start Input rows
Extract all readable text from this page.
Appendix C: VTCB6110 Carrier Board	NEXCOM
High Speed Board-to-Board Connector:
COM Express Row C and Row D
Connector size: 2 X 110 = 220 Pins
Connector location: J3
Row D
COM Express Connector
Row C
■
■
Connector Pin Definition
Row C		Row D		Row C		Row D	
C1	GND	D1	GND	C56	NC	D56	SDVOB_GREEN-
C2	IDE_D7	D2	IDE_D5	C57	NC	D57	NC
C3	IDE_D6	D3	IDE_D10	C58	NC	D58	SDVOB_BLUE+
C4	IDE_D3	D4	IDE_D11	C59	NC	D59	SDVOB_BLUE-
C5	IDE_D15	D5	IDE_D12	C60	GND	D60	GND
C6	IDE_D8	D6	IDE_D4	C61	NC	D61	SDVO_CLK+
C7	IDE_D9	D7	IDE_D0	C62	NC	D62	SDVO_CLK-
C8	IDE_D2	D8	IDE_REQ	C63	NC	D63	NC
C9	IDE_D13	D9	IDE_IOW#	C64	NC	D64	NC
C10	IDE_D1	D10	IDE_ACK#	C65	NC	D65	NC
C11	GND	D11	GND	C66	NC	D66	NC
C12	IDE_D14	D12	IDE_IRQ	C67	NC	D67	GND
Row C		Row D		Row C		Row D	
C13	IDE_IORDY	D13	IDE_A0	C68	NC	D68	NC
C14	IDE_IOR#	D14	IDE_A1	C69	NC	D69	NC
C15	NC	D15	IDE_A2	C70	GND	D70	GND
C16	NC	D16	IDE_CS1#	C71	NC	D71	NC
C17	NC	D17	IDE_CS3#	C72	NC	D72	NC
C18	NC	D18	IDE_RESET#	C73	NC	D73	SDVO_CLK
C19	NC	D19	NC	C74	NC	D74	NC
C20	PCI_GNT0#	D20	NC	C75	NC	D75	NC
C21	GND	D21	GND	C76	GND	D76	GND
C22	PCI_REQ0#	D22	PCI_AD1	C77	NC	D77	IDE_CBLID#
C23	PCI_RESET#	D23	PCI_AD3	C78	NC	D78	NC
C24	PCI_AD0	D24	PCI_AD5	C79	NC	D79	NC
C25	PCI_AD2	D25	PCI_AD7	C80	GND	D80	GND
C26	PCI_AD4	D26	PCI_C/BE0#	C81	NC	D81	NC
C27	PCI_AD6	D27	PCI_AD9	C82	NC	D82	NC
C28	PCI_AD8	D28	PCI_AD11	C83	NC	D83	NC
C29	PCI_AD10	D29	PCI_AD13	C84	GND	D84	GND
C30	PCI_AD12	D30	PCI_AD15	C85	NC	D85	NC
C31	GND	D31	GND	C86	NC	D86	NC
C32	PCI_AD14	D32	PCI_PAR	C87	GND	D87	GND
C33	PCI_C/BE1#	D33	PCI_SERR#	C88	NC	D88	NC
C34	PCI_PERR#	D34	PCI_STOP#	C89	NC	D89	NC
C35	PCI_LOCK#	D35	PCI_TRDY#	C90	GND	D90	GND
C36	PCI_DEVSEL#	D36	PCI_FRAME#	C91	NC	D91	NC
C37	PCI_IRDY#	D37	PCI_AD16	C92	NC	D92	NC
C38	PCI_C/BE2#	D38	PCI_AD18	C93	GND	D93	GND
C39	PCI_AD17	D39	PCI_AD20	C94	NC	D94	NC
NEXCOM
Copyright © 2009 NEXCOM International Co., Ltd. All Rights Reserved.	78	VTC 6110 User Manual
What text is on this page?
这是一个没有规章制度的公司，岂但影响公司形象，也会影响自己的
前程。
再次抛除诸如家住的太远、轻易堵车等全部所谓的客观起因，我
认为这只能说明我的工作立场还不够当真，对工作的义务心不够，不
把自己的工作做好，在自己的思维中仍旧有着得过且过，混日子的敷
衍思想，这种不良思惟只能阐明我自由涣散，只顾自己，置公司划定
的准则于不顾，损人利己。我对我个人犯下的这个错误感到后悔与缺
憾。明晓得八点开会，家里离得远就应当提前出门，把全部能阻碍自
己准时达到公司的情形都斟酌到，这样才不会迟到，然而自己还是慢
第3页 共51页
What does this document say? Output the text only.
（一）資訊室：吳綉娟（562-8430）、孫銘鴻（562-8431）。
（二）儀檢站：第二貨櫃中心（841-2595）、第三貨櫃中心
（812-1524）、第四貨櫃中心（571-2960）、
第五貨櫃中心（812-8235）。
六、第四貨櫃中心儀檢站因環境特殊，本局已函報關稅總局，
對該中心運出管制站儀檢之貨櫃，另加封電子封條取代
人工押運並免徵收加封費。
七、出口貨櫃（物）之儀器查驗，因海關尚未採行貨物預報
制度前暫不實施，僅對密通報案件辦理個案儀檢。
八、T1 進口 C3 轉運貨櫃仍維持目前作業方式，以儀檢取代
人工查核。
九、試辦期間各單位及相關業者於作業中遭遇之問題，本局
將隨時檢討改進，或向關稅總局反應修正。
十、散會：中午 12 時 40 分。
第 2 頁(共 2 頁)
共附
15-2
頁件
end Input rows
▸ **Short problem**:
Using the data above, reproduce every line exactly.

▸ **Exercise solution**:
Extract all readable text from this page.
Appendix C: VTCB6110 Carrier Board	NEXCOM
High Speed Board-to-Board Connector:
COM Express Row C and Row D
Connector size: 2 X 110 = 220 Pins
Connector location: J3
Row D
COM Express Connector
Row C
■
■
Connector Pin Definition
Row C		Row D		Row C		Row D	
C1	GND	D1	GND	C56	NC	D56	SDVOB_GREEN-
C2	IDE_D7	D2	IDE_D5	C57	NC	D57	NC
C3	IDE_D6	D3	IDE_D10	C58	NC	D58	SDVOB_BLUE+
C4	IDE_D3	D4	IDE_D11	C59	NC	D59	SDVOB_BLUE-
C5	IDE_D15	D5	IDE_D12	C60	GND	D60	GND
C6	IDE_D8	D6	IDE_D4	C61	NC	D61	SDVO_CLK+
C7	IDE_D9	D7	IDE_D0	C62	NC	D62	SDVO_CLK-
C8	IDE_D2	D8	IDE_REQ	C63	NC	D63	NC
C9	IDE_D13	D9	IDE_IOW#	C64	NC	D64	NC
C10	IDE_D1	D10	IDE_ACK#	C65	NC	D65	NC
C11	GND	D11	GND	C66	NC	D66	NC
C12	IDE_D14	D12	IDE_IRQ	C67	NC	D67	GND
Row C		Row D		Row C		Row D	
C13	IDE_IORDY	D13	IDE_A0	C68	NC	D68	NC
C14	IDE_IOR#	D14	IDE_A1	C69	NC	D69	NC
C15	NC	D15	IDE_A2	C70	GND	D70	GND
C16	NC	D16	IDE_CS1#	C71	NC	D71	NC
C17	NC	D17	IDE_CS3#	C72	NC	D72	NC
C18	NC	D18	IDE_RESET#	C73	NC	D73	SDVO_CLK
C19	NC	D19	NC	C74	NC	D74	NC
C20	PCI_GNT0#	D20	NC	C75	NC	D75	NC
C21	GND	D21	GND	C76	GND	D76	GND
C22	PCI_REQ0#	D22	PCI_AD1	C77	NC	D77	IDE_CBLID#
C23	PCI_RESET#	D23	PCI_AD3	C78	NC	D78	NC
C24	PCI_AD0	D24	PCI_AD5	C79	NC	D79	NC
C25	PCI_AD2	D25	PCI_AD7	C80	GND	D80	GND
C26	PCI_AD4	D26	PCI_C/BE0#	C81	NC	D81	NC
C27	PCI_AD6	D27	PCI_AD9	C82	NC	D82	NC
C28	PCI_AD8	D28	PCI_AD11	C83	NC	D83	NC
C29	PCI_AD10	D29	PCI_AD13	C84	GND	D84	GND
C30	PCI_AD12	D30	PCI_AD15	C85	NC	D85	NC
C31	GND	D31	GND	C86	NC	D86	NC
C32	PCI_AD14	D32	PCI_PAR	C87	GND	D87	GND
C33	PCI_C/BE1#	D33	PCI_SERR#	C88	NC	D88	NC
C34	PCI_PERR#	D34	PCI_STOP#	C89	NC	D89	NC
C35	PCI_LOCK#	D35	PCI_TRDY#	C90	GND	D90	GND
C36	PCI_DEVSEL#	D36	PCI_FRAME#	C91	NC	D91	NC
C37	PCI_IRDY#	D37	PCI_AD16	C92	NC	D92	NC
C38	PCI_C/BE2#	D38	PCI_AD18	C93	GND	D93	GND
C39	PCI_AD17	D39	PCI_AD20	C94	NC	D94	NC
NEXCOM
Copyright © 2009 NEXCOM International Co., Ltd. All Rights Reserved.	78	VTC 6110 User Manual
What text is on this page?
这是一个没有规章制度的公司，岂但影响公司形象，也会影响自己的
前程。
再次抛除诸如家住的太远、轻易堵车等全部所谓的客观起因，我
认为这只能说明我的工作立场还不够当真，对工作的义务心不够，不
把自己的工作做好，在自己的思维中仍旧有着得过且过，混日子的敷
衍思想，这种不良思惟只能阐明我自由涣散，只顾自己，置公司划定
的准则于不顾，损人利己。我对我个人犯下的这个错误感到后悔与缺
憾。明晓得八点开会，家里离得远就应当提前出门，把全部能阻碍自
己准时达到公司的情形都斟酌到，这样才不会迟到，然而自己还是慢
第3页 共51页
What does this document say? Output the text only.
（一）資訊室：吳綉娟（562-8430）、孫銘鴻（562-8431）。
（二）儀檢站：第二貨櫃中心（841-2595）、第三貨櫃中心
（812-1524）、第四貨櫃中心（571-2960）、
第五貨櫃中心（812-8235）。
六、第四貨櫃中心儀檢站因環境特殊，本局已函報關稅總局，
對該中心運出管制站儀檢之貨櫃，另加封電子封條取代
人工押運並免徵收加封費。
七、出口貨櫃（物）之儀器查驗，因海關尚未採行貨物預報
制度前暫不實施，僅對密通報案件辦理個案儀檢。
八、T1 進口 C3 轉運貨櫃仍維持目前作業方式，以儀檢取代
人工查核。
九、試辦期間各單位及相關業者於作業中遭遇之問題，本局
將隨時檢討改進，或向關稅總局反應修正。
十、散會：中午 12 時 40 分。
第 2 頁(共 2 頁)
共附
15-2
頁件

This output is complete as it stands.